* CONSIGNE
Reproduisez tel quel, dans l'entretien sur le fromager Jean Morin, tout le passage qui va de « L. L.: Dans » jusqu'à « la Fédération ? ».

* TEXTE FOURNI
..........
L. L.: Avez-vous exercé des pressions sur le fromager Jean Morin?

M. G.: Non. Je n’ai pas fait de pression sur Jean Morin. J’ai conseillé à Jean, et je crois que c’était dans son intérêt, de ne pas mêler business et politique. Il fait des excellents fromages, il n’a pas besoin de faire de politique pour prendre de l’expansion. C’est simplement la recommandation que j’ai faite à Jean. Parce que c’est rare que ça fait bon ménage, politique et business. Donc, c’est tout ce que j’ai dit à Jean. Maintenant, si lui a interprété ça comme de la pression – et je ne le crois pas qu’il ait interprété ça comme de la pression –, là ça devient son jugement à lui.

Maintenant, le fait qu’il décide ou pas de lancer son fromage, ça lui appartient entièrement. Nous, on met en marché le lait. On ne met pas en marché le fromage. On ne peut pas empêcher personne de lancer un fromage. Si le fromage correspond aux standards du MAPAQ, si l’entrepreneur a ses permis, etc., on ne peut pas empêcher le lancement d’un fromage. Il faut que ça soit bien clair, ça. Alors, moi je peux conseiller quelqu’un de ne pas mélanger business et politique – avec ses fromages –, mais la décision lui appartient entièrement.

L. L.: Dans l’hypothèse où M. Morin a interprété votre intervention comme étant de la pression, est-ce que, pour la suite des choses, est-ce que M. Morin peut considérer qu’il est toujours de plein droit membre de la Fédération et qu’il a accès à tout ce que peut lui offrir la Fédération ?
..........
* LIGNES DE DONNÉES
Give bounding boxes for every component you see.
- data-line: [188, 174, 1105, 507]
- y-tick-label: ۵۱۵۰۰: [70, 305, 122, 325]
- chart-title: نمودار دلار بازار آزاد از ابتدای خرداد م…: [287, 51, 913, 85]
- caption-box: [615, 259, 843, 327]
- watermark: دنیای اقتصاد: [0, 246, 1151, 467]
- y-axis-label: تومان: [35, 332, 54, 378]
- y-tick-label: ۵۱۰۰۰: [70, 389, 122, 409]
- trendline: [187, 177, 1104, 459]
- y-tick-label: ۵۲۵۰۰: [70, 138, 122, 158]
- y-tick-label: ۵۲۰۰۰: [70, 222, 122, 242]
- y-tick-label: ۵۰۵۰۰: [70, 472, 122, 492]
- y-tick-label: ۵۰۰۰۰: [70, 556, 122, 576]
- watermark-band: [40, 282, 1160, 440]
..........
* RÉPONSE ATTENDUE
L. L.: Dans l’hypothèse où M. Morin a interprété votre intervention comme étant de la pression, est-ce que, pour la suite des choses, est-ce que M. Morin peut considérer qu’il est toujours de plein droit membre de la Fédération et qu’il a accès à tout ce que peut lui offrir la Fédération ?